[Objective]: Output every line below exactly.

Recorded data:

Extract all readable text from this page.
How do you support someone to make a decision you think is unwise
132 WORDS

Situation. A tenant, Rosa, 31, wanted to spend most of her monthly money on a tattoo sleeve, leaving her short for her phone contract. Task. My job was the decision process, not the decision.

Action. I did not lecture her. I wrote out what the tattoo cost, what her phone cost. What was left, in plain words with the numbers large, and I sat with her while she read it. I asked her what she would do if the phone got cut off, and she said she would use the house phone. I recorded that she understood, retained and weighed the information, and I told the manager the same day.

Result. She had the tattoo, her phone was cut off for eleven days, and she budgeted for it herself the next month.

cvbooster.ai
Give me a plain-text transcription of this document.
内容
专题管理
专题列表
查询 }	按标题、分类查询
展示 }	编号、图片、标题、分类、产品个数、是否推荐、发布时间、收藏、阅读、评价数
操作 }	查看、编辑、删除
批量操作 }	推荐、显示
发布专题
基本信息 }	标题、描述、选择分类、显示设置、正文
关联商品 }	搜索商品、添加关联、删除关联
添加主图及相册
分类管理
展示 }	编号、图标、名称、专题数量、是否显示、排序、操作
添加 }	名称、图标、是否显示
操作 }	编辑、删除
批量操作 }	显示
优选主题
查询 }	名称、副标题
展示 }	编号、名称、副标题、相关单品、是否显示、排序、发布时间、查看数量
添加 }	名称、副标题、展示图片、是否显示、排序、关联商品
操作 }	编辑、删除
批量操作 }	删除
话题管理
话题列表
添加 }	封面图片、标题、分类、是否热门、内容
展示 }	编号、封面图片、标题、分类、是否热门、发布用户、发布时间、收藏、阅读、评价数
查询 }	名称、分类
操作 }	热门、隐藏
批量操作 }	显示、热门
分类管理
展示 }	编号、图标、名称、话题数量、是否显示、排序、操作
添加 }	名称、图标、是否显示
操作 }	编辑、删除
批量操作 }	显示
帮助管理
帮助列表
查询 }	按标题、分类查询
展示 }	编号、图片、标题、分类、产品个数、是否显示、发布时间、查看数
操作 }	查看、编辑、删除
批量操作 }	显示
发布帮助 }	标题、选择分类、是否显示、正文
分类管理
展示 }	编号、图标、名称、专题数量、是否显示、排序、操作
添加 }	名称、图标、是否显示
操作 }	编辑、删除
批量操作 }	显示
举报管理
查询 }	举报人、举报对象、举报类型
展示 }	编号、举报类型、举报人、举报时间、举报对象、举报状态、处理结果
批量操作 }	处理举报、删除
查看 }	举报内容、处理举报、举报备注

[Final answer]:
Extract all readable text from this page.
How do you support someone to make a decision you think is unwise
132 WORDS

Situation. A tenant, Rosa, 31, wanted to spend most of her monthly money on a tattoo sleeve, leaving her short for her phone contract. Task. My job was the decision process, not the decision.

Action. I did not lecture her. I wrote out what the tattoo cost, what her phone cost. What was left, in plain words with the numbers large, and I sat with her while she read it. I asked her what she would do if the phone got cut off, and she said she would use the house phone. I recorded that she understood, retained and weighed the information, and I told the manager the same day.

Result. She had the tattoo, her phone was cut off for eleven days, and she budgeted for it herself the next month.

cvbooster.ai
Give me a plain-text transcription of this document.
内容
专题管理
专题列表
查询 }	按标题、分类查询
展示 }	编号、图片、标题、分类、产品个数、是否推荐、发布时间、收藏、阅读、评价数
操作 }	查看、编辑、删除
批量操作 }	推荐、显示
发布专题
基本信息 }	标题、描述、选择分类、显示设置、正文
关联商品 }	搜索商品、添加关联、删除关联
添加主图及相册
分类管理
展示 }	编号、图标、名称、专题数量、是否显示、排序、操作
添加 }	名称、图标、是否显示
操作 }	编辑、删除
批量操作 }	显示
优选主题
查询 }	名称、副标题
展示 }	编号、名称、副标题、相关单品、是否显示、排序、发布时间、查看数量
添加 }	名称、副标题、展示图片、是否显示、排序、关联商品
操作 }	编辑、删除
批量操作 }	删除
话题管理
话题列表
添加 }	封面图片、标题、分类、是否热门、内容
展示 }	编号、封面图片、标题、分类、是否热门、发布用户、发布时间、收藏、阅读、评价数
查询 }	名称、分类
操作 }	热门、隐藏
批量操作 }	显示、热门
分类管理
展示 }	编号、图标、名称、话题数量、是否显示、排序、操作
添加 }	名称、图标、是否显示
操作 }	编辑、删除
批量操作 }	显示
帮助管理
帮助列表
查询 }	按标题、分类查询
展示 }	编号、图片、标题、分类、产品个数、是否显示、发布时间、查看数
操作 }	查看、编辑、删除
批量操作 }	显示
发布帮助 }	标题、选择分类、是否显示、正文
分类管理
展示 }	编号、图标、名称、专题数量、是否显示、排序、操作
添加 }	名称、图标、是否显示
操作 }	编辑、删除
批量操作 }	显示
举报管理
查询 }	举报人、举报对象、举报类型
展示 }	编号、举报类型、举报人、举报时间、举报对象、举报状态、处理结果
批量操作 }	处理举报、删除
查看 }	举报内容、处理举报、举报备注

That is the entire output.